Data entries:
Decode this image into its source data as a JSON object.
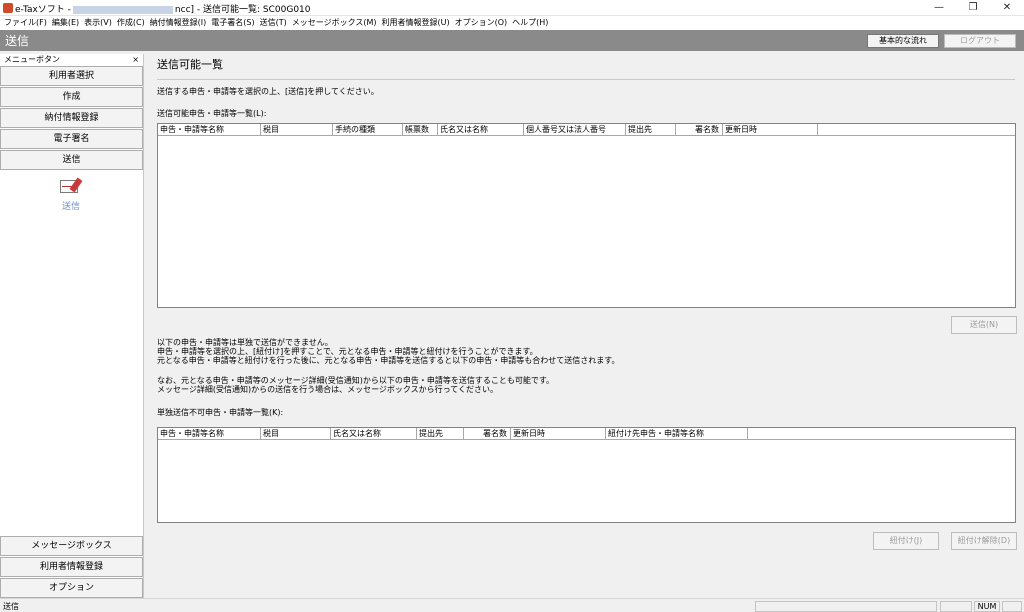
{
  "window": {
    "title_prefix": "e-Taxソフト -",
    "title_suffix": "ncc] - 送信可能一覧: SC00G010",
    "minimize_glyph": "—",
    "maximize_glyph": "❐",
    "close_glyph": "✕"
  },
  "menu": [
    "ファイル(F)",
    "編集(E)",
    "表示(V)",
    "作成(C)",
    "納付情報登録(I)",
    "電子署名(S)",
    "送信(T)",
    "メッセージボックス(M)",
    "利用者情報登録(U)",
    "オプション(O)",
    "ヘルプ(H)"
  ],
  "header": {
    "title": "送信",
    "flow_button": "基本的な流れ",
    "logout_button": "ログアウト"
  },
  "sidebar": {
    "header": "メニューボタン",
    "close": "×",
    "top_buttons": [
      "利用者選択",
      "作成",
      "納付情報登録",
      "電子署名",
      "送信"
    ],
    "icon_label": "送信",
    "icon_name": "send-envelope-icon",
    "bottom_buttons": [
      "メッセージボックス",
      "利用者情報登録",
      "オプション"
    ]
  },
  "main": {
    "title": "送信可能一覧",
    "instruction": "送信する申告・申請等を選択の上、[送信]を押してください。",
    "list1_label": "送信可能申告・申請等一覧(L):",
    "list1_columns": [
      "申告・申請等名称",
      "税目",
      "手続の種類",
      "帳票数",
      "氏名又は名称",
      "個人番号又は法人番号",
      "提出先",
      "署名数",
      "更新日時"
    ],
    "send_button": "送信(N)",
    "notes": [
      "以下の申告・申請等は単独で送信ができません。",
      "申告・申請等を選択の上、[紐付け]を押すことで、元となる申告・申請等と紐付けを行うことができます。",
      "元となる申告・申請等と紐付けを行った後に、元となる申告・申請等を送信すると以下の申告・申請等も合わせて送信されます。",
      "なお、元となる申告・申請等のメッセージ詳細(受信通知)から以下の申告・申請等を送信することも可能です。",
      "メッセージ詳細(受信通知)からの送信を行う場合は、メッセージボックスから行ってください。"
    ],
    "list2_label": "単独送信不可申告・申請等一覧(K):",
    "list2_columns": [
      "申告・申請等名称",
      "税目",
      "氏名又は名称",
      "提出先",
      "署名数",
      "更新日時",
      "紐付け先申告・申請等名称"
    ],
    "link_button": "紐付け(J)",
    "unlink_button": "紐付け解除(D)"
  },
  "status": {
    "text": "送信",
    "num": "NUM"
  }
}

> **SHORT EXERCISE**: Identify and copy the lines holding the word "申請等を選択の上".

> **FULL ANSWER**:
    "instruction": "送信する申告・申請等を選択の上、[送信]を押してください。",
      "申告・申請等を選択の上、[紐付け]を押すことで、元となる申告・申請等と紐付けを行うことができます。",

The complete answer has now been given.